Given task:
With the pictures omitted, write out the entries that follow exactly as they stand.

Dataset extract:

↓

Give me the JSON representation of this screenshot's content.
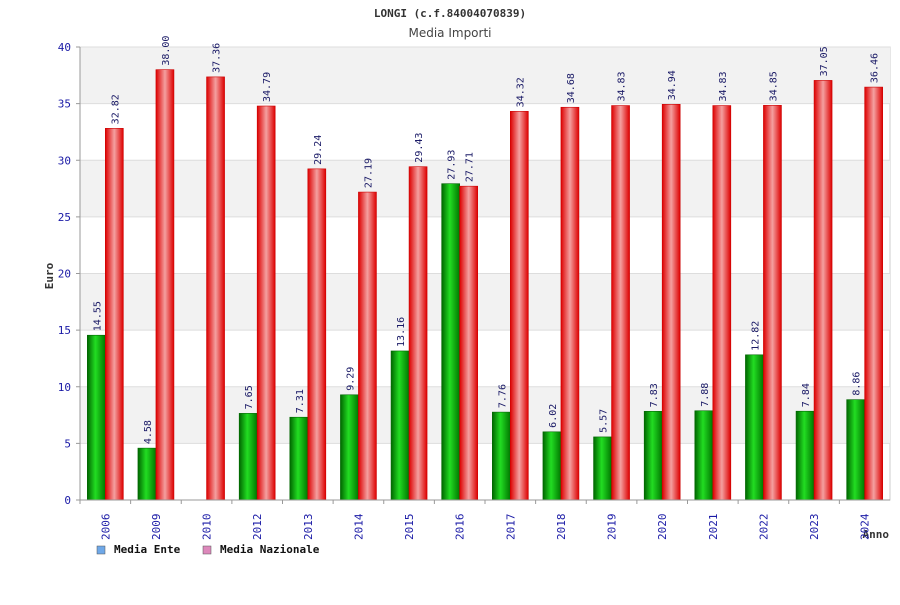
{
  "chart_data": {
    "type": "bar",
    "title": "LONGI (c.f.84004070839)",
    "subtitle": "Media Importi",
    "ylabel": "Euro",
    "xlabel": "Anno",
    "ylim": [
      0,
      40
    ],
    "yticks": [
      0,
      5,
      10,
      15,
      20,
      25,
      30,
      35,
      40
    ],
    "grid": true,
    "legend_position": "bottom-left",
    "categories": [
      "2006",
      "2009",
      "2010",
      "2012",
      "2013",
      "2014",
      "2015",
      "2016",
      "2017",
      "2018",
      "2019",
      "2020",
      "2021",
      "2022",
      "2023",
      "2024"
    ],
    "series": [
      {
        "name": "Media Ente",
        "color": "#00aa00",
        "legend_color": "#6fa8e8",
        "values": [
          14.55,
          4.58,
          null,
          7.65,
          7.31,
          9.29,
          13.16,
          27.93,
          7.76,
          6.02,
          5.57,
          7.83,
          7.88,
          12.82,
          7.84,
          8.86
        ],
        "labels": [
          "14.55",
          "4.58",
          "",
          "7.65",
          "7.31",
          "9.29",
          "13.16",
          "27.93",
          "7.76",
          "6.02",
          "5.57",
          "7.83",
          "7.88",
          "12.82",
          "7.84",
          "8.86"
        ]
      },
      {
        "name": "Media Nazionale",
        "color": "#ee1111",
        "legend_color": "#dd88bb",
        "values": [
          32.82,
          38.0,
          37.36,
          34.79,
          29.24,
          27.19,
          29.43,
          27.71,
          34.32,
          34.68,
          34.83,
          34.94,
          34.83,
          34.85,
          37.05,
          36.46
        ],
        "labels": [
          "32.82",
          "38.00",
          "37.36",
          "34.79",
          "29.24",
          "27.19",
          "29.43",
          "27.71",
          "34.32",
          "34.68",
          "34.83",
          "34.94",
          "34.83",
          "34.85",
          "37.05",
          "36.46"
        ]
      }
    ]
  }
}
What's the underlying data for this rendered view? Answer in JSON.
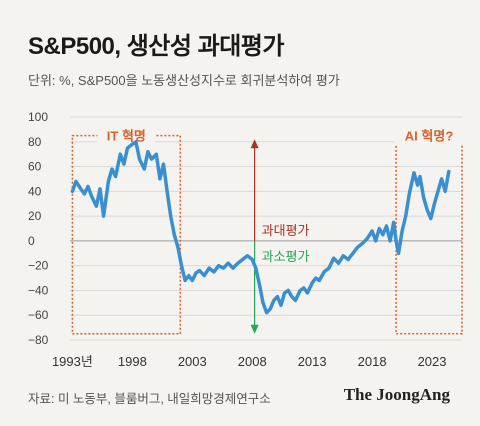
{
  "header": {
    "title": "S&P500, 생산성 과대평가",
    "subtitle": "단위: %, S&P500을 노동생산성지수로 회귀분석하여 평가"
  },
  "footer": {
    "source": "자료: 미 노동부, 블룸버그, 내일희망경제연구소",
    "brand": "The JoongAng"
  },
  "colors": {
    "line": "#3a8fd1",
    "highlight_box": "#d9622b",
    "over_arrow": "#a93226",
    "under_arrow": "#27a35a",
    "grid": "#d9d9d9"
  },
  "chart_data": {
    "type": "line",
    "title": "S&P500, 생산성 과대평가",
    "xlabel": "",
    "ylabel": "",
    "xlim": [
      1992.8,
      2025.5
    ],
    "ylim": [
      -80,
      100
    ],
    "x_ticks": [
      1993,
      1998,
      2003,
      2008,
      2013,
      2018,
      2023
    ],
    "x_tick_labels": [
      "1993년",
      "1998",
      "2003",
      "2008",
      "2013",
      "2018",
      "2023"
    ],
    "y_ticks": [
      100,
      80,
      60,
      40,
      20,
      0,
      -20,
      -40,
      -60,
      -80
    ],
    "y_tick_labels": [
      "100",
      "80",
      "60",
      "40",
      "20",
      "0",
      "−20",
      "−40",
      "−60",
      "−80"
    ],
    "grid": true,
    "annotations": [
      {
        "text": "IT 혁명",
        "x_range": [
          1993,
          2002
        ],
        "y_range": [
          -75,
          85
        ]
      },
      {
        "text": "AI 혁명?",
        "x_range": [
          2020,
          2025.5
        ],
        "y_range": [
          -75,
          85
        ]
      },
      {
        "text": "과대평가",
        "arrow": "up",
        "x": 2008.2,
        "y_range": [
          0,
          82
        ]
      },
      {
        "text": "과소평가",
        "arrow": "down",
        "x": 2008.2,
        "y_range": [
          0,
          -75
        ]
      }
    ],
    "series": [
      {
        "values": [
          [
            1993.0,
            40
          ],
          [
            1993.3,
            48
          ],
          [
            1993.7,
            42
          ],
          [
            1994.0,
            38
          ],
          [
            1994.3,
            44
          ],
          [
            1994.6,
            36
          ],
          [
            1995.0,
            28
          ],
          [
            1995.3,
            42
          ],
          [
            1995.6,
            20
          ],
          [
            1996.0,
            48
          ],
          [
            1996.3,
            58
          ],
          [
            1996.6,
            52
          ],
          [
            1997.0,
            70
          ],
          [
            1997.3,
            62
          ],
          [
            1997.6,
            75
          ],
          [
            1998.0,
            78
          ],
          [
            1998.3,
            80
          ],
          [
            1998.6,
            66
          ],
          [
            1999.0,
            58
          ],
          [
            1999.3,
            72
          ],
          [
            1999.6,
            66
          ],
          [
            2000.0,
            70
          ],
          [
            2000.3,
            50
          ],
          [
            2000.6,
            62
          ],
          [
            2000.9,
            40
          ],
          [
            2001.2,
            20
          ],
          [
            2001.5,
            5
          ],
          [
            2001.8,
            -5
          ],
          [
            2002.1,
            -20
          ],
          [
            2002.4,
            -32
          ],
          [
            2002.7,
            -28
          ],
          [
            2003.0,
            -32
          ],
          [
            2003.3,
            -26
          ],
          [
            2003.6,
            -24
          ],
          [
            2004.0,
            -28
          ],
          [
            2004.4,
            -22
          ],
          [
            2004.8,
            -25
          ],
          [
            2005.2,
            -20
          ],
          [
            2005.6,
            -22
          ],
          [
            2006.0,
            -18
          ],
          [
            2006.4,
            -22
          ],
          [
            2006.8,
            -18
          ],
          [
            2007.2,
            -15
          ],
          [
            2007.6,
            -12
          ],
          [
            2008.0,
            -15
          ],
          [
            2008.3,
            -22
          ],
          [
            2008.6,
            -35
          ],
          [
            2008.9,
            -50
          ],
          [
            2009.2,
            -58
          ],
          [
            2009.5,
            -55
          ],
          [
            2009.8,
            -48
          ],
          [
            2010.1,
            -45
          ],
          [
            2010.4,
            -52
          ],
          [
            2010.7,
            -42
          ],
          [
            2011.0,
            -40
          ],
          [
            2011.3,
            -45
          ],
          [
            2011.6,
            -48
          ],
          [
            2012.0,
            -40
          ],
          [
            2012.3,
            -38
          ],
          [
            2012.6,
            -42
          ],
          [
            2013.0,
            -34
          ],
          [
            2013.3,
            -30
          ],
          [
            2013.6,
            -32
          ],
          [
            2014.0,
            -25
          ],
          [
            2014.4,
            -22
          ],
          [
            2014.8,
            -14
          ],
          [
            2015.2,
            -18
          ],
          [
            2015.6,
            -12
          ],
          [
            2016.0,
            -15
          ],
          [
            2016.4,
            -10
          ],
          [
            2016.8,
            -5
          ],
          [
            2017.2,
            -2
          ],
          [
            2017.6,
            2
          ],
          [
            2018.0,
            8
          ],
          [
            2018.3,
            0
          ],
          [
            2018.6,
            10
          ],
          [
            2018.9,
            5
          ],
          [
            2019.2,
            12
          ],
          [
            2019.5,
            0
          ],
          [
            2019.8,
            15
          ],
          [
            2020.0,
            0
          ],
          [
            2020.2,
            -10
          ],
          [
            2020.5,
            8
          ],
          [
            2020.8,
            20
          ],
          [
            2021.1,
            38
          ],
          [
            2021.5,
            55
          ],
          [
            2021.8,
            45
          ],
          [
            2022.0,
            52
          ],
          [
            2022.3,
            35
          ],
          [
            2022.6,
            25
          ],
          [
            2022.9,
            18
          ],
          [
            2023.2,
            30
          ],
          [
            2023.5,
            40
          ],
          [
            2023.8,
            50
          ],
          [
            2024.1,
            40
          ],
          [
            2024.4,
            56
          ]
        ]
      }
    ]
  }
}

↑

Correct result:
Give me the JSON representation of this screenshot's content.
{
  "chart_data": {
    "type": "bar",
    "title": "LONGI (c.f.84004070839)",
    "subtitle": "Media Importi",
    "ylabel": "Euro",
    "xlabel": "Anno",
    "ylim": [
      0,
      40
    ],
    "yticks": [
      0,
      5,
      10,
      15,
      20,
      25,
      30,
      35,
      40
    ],
    "grid": true,
    "legend_position": "bottom-left",
    "categories": [
      "2006",
      "2009",
      "2010",
      "2012",
      "2013",
      "2014",
      "2015",
      "2016",
      "2017",
      "2018",
      "2019",
      "2020",
      "2021",
      "2022",
      "2023",
      "2024"
    ],
    "series": [
      {
        "name": "Media Ente",
        "color": "#00aa00",
        "legend_color": "#6fa8e8",
        "values": [
          14.55,
          4.58,
          null,
          7.65,
          7.31,
          9.29,
          13.16,
          27.93,
          7.76,
          6.02,
          5.57,
          7.83,
          7.88,
          12.82,
          7.84,
          8.86
        ],
        "labels": [
          "14.55",
          "4.58",
          "",
          "7.65",
          "7.31",
          "9.29",
          "13.16",
          "27.93",
          "7.76",
          "6.02",
          "5.57",
          "7.83",
          "7.88",
          "12.82",
          "7.84",
          "8.86"
        ]
      },
      {
        "name": "Media Nazionale",
        "color": "#ee1111",
        "legend_color": "#dd88bb",
        "values": [
          32.82,
          38.0,
          37.36,
          34.79,
          29.24,
          27.19,
          29.43,
          27.71,
          34.32,
          34.68,
          34.83,
          34.94,
          34.83,
          34.85,
          37.05,
          36.46
        ],
        "labels": [
          "32.82",
          "38.00",
          "37.36",
          "34.79",
          "29.24",
          "27.19",
          "29.43",
          "27.71",
          "34.32",
          "34.68",
          "34.83",
          "34.94",
          "34.83",
          "34.85",
          "37.05",
          "36.46"
        ]
      }
    ]
  }
}
What's the underlying data for this rendered view? Answer in JSON.
{
  "header": {
    "title": "S&P500, 생산성 과대평가",
    "subtitle": "단위: %, S&P500을 노동생산성지수로 회귀분석하여 평가"
  },
  "footer": {
    "source": "자료: 미 노동부, 블룸버그, 내일희망경제연구소",
    "brand": "The JoongAng"
  },
  "colors": {
    "line": "#3a8fd1",
    "highlight_box": "#d9622b",
    "over_arrow": "#a93226",
    "under_arrow": "#27a35a",
    "grid": "#d9d9d9"
  },
  "chart_data": {
    "type": "line",
    "title": "S&P500, 생산성 과대평가",
    "xlabel": "",
    "ylabel": "",
    "xlim": [
      1992.8,
      2025.5
    ],
    "ylim": [
      -80,
      100
    ],
    "x_ticks": [
      1993,
      1998,
      2003,
      2008,
      2013,
      2018,
      2023
    ],
    "x_tick_labels": [
      "1993년",
      "1998",
      "2003",
      "2008",
      "2013",
      "2018",
      "2023"
    ],
    "y_ticks": [
      100,
      80,
      60,
      40,
      20,
      0,
      -20,
      -40,
      -60,
      -80
    ],
    "y_tick_labels": [
      "100",
      "80",
      "60",
      "40",
      "20",
      "0",
      "−20",
      "−40",
      "−60",
      "−80"
    ],
    "grid": true,
    "annotations": [
      {
        "text": "IT 혁명",
        "x_range": [
          1993,
          2002
        ],
        "y_range": [
          -75,
          85
        ]
      },
      {
        "text": "AI 혁명?",
        "x_range": [
          2020,
          2025.5
        ],
        "y_range": [
          -75,
          85
        ]
      },
      {
        "text": "과대평가",
        "arrow": "up",
        "x": 2008.2,
        "y_range": [
          0,
          82
        ]
      },
      {
        "text": "과소평가",
        "arrow": "down",
        "x": 2008.2,
        "y_range": [
          0,
          -75
        ]
      }
    ],
    "series": [
      {
        "values": [
          [
            1993.0,
            40
          ],
          [
            1993.3,
            48
          ],
          [
            1993.7,
            42
          ],
          [
            1994.0,
            38
          ],
          [
            1994.3,
            44
          ],
          [
            1994.6,
            36
          ],
          [
            1995.0,
            28
          ],
          [
            1995.3,
            42
          ],
          [
            1995.6,
            20
          ],
          [
            1996.0,
            48
          ],
          [
            1996.3,
            58
          ],
          [
            1996.6,
            52
          ],
          [
            1997.0,
            70
          ],
          [
            1997.3,
            62
          ],
          [
            1997.6,
            75
          ],
          [
            1998.0,
            78
          ],
          [
            1998.3,
            80
          ],
          [
            1998.6,
            66
          ],
          [
            1999.0,
            58
          ],
          [
            1999.3,
            72
          ],
          [
            1999.6,
            66
          ],
          [
            2000.0,
            70
          ],
          [
            2000.3,
            50
          ],
          [
            2000.6,
            62
          ],
          [
            2000.9,
            40
          ],
          [
            2001.2,
            20
          ],
          [
            2001.5,
            5
          ],
          [
            2001.8,
            -5
          ],
          [
            2002.1,
            -20
          ],
          [
            2002.4,
            -32
          ],
          [
            2002.7,
            -28
          ],
          [
            2003.0,
            -32
          ],
          [
            2003.3,
            -26
          ],
          [
            2003.6,
            -24
          ],
          [
            2004.0,
            -28
          ],
          [
            2004.4,
            -22
          ],
          [
            2004.8,
            -25
          ],
          [
            2005.2,
            -20
          ],
          [
            2005.6,
            -22
          ],
          [
            2006.0,
            -18
          ],
          [
            2006.4,
            -22
          ],
          [
            2006.8,
            -18
          ],
          [
            2007.2,
            -15
          ],
          [
            2007.6,
            -12
          ],
          [
            2008.0,
            -15
          ],
          [
            2008.3,
            -22
          ],
          [
            2008.6,
            -35
          ],
          [
            2008.9,
            -50
          ],
          [
            2009.2,
            -58
          ],
          [
            2009.5,
            -55
          ],
          [
            2009.8,
            -48
          ],
          [
            2010.1,
            -45
          ],
          [
            2010.4,
            -52
          ],
          [
            2010.7,
            -42
          ],
          [
            2011.0,
            -40
          ],
          [
            2011.3,
            -45
          ],
          [
            2011.6,
            -48
          ],
          [
            2012.0,
            -40
          ],
          [
            2012.3,
            -38
          ],
          [
            2012.6,
            -42
          ],
          [
            2013.0,
            -34
          ],
          [
            2013.3,
            -30
          ],
          [
            2013.6,
            -32
          ],
          [
            2014.0,
            -25
          ],
          [
            2014.4,
            -22
          ],
          [
            2014.8,
            -14
          ],
          [
            2015.2,
            -18
          ],
          [
            2015.6,
            -12
          ],
          [
            2016.0,
            -15
          ],
          [
            2016.4,
            -10
          ],
          [
            2016.8,
            -5
          ],
          [
            2017.2,
            -2
          ],
          [
            2017.6,
            2
          ],
          [
            2018.0,
            8
          ],
          [
            2018.3,
            0
          ],
          [
            2018.6,
            10
          ],
          [
            2018.9,
            5
          ],
          [
            2019.2,
            12
          ],
          [
            2019.5,
            0
          ],
          [
            2019.8,
            15
          ],
          [
            2020.0,
            0
          ],
          [
            2020.2,
            -10
          ],
          [
            2020.5,
            8
          ],
          [
            2020.8,
            20
          ],
          [
            2021.1,
            38
          ],
          [
            2021.5,
            55
          ],
          [
            2021.8,
            45
          ],
          [
            2022.0,
            52
          ],
          [
            2022.3,
            35
          ],
          [
            2022.6,
            25
          ],
          [
            2022.9,
            18
          ],
          [
            2023.2,
            30
          ],
          [
            2023.5,
            40
          ],
          [
            2023.8,
            50
          ],
          [
            2024.1,
            40
          ],
          [
            2024.4,
            56
          ]
        ]
      }
    ]
  }
}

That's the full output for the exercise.